Copy the lines verbatim, beginning with the line that contains "Transcribe this image's" and continuing through the end of the data, and only those lines.

= = =

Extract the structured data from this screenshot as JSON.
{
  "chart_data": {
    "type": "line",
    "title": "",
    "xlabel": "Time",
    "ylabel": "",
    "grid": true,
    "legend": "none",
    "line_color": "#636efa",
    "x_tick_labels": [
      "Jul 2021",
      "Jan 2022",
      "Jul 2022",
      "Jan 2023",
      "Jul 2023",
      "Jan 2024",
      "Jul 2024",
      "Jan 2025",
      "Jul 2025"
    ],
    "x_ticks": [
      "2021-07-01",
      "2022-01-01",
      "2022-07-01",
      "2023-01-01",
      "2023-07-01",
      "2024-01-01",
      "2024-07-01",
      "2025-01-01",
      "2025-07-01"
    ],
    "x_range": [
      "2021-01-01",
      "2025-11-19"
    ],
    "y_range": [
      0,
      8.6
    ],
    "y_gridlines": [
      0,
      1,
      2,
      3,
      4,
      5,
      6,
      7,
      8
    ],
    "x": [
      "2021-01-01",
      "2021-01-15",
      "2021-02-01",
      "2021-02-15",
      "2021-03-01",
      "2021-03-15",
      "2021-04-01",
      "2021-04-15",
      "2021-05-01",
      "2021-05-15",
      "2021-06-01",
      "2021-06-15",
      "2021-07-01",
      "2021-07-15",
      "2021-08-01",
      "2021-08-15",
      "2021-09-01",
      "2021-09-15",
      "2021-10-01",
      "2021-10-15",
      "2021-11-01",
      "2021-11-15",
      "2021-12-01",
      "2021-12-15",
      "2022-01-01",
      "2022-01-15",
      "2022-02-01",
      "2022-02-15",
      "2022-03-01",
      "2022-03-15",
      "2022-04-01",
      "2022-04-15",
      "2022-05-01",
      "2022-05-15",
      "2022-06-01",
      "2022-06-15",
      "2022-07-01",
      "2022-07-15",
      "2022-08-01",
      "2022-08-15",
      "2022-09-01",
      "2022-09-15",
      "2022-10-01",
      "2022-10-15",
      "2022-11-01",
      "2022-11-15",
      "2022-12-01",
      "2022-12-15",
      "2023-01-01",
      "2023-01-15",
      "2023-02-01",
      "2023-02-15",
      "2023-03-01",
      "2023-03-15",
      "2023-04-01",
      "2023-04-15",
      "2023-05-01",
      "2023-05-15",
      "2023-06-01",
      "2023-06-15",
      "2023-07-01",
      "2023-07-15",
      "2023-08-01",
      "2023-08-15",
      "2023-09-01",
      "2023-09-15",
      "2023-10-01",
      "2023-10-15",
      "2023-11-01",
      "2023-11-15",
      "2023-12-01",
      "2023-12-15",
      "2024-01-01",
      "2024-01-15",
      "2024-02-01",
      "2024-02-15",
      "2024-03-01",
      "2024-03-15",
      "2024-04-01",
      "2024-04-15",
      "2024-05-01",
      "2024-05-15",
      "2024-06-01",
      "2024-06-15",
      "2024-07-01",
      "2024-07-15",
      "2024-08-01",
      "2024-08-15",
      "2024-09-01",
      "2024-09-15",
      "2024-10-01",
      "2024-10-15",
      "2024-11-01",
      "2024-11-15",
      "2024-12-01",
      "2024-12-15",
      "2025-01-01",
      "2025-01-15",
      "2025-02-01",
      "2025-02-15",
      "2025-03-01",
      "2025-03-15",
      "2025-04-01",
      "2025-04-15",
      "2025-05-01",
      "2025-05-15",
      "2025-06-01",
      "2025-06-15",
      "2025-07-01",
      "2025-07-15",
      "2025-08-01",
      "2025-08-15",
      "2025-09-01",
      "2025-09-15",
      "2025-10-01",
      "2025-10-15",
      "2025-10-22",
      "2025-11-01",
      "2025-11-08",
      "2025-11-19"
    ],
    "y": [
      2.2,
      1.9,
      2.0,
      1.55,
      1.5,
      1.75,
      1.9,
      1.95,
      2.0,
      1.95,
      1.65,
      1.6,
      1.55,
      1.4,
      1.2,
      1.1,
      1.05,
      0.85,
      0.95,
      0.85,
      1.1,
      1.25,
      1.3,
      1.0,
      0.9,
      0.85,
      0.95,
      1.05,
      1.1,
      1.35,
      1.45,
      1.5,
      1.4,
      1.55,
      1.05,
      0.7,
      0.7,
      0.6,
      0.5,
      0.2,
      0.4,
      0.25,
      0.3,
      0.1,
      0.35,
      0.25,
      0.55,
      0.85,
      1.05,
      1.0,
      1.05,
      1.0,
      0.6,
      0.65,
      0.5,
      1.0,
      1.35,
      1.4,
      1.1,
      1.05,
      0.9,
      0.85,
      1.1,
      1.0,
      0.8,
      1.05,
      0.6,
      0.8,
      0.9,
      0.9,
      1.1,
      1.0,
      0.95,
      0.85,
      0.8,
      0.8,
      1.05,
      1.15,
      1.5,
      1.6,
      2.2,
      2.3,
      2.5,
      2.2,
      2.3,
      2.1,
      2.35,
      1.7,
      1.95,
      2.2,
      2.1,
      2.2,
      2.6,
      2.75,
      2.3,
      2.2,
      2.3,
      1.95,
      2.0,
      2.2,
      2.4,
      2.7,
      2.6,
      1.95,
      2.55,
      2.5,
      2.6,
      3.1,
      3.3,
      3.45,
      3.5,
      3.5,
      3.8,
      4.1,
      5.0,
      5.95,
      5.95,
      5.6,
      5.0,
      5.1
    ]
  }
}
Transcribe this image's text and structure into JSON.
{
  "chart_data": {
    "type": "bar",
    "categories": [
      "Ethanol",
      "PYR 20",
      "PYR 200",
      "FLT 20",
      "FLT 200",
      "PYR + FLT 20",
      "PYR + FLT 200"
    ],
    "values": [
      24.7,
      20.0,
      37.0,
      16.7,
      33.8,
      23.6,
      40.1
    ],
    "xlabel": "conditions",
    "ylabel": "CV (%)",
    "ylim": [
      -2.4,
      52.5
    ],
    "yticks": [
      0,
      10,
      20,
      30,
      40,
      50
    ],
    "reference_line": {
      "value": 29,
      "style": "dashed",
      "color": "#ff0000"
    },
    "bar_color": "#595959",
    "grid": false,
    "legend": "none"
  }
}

= = =

Reply to the exercise.
Transcribe this image's text and structure into JSON.
{
  "chart_data": {
    "type": "bar",
    "categories": [
      "Ethanol",
      "PYR 20",
      "PYR 200",
      "FLT 20",
      "FLT 200",
      "PYR + FLT 20",
      "PYR + FLT 200"
    ],
    "values": [
      24.7,
      20.0,
      37.0,
      16.7,
      33.8,
      23.6,
      40.1
    ],
    "xlabel": "conditions",
    "ylabel": "CV (%)",
    "ylim": [
      -2.4,
      52.5
    ],
    "yticks": [
      0,
      10,
      20,
      30,
      40,
      50
    ],
    "reference_line": {
      "value": 29,
      "style": "dashed",
      "color": "#ff0000"
    },
    "bar_color": "#595959",
    "grid": false,
    "legend": "none"
  }
}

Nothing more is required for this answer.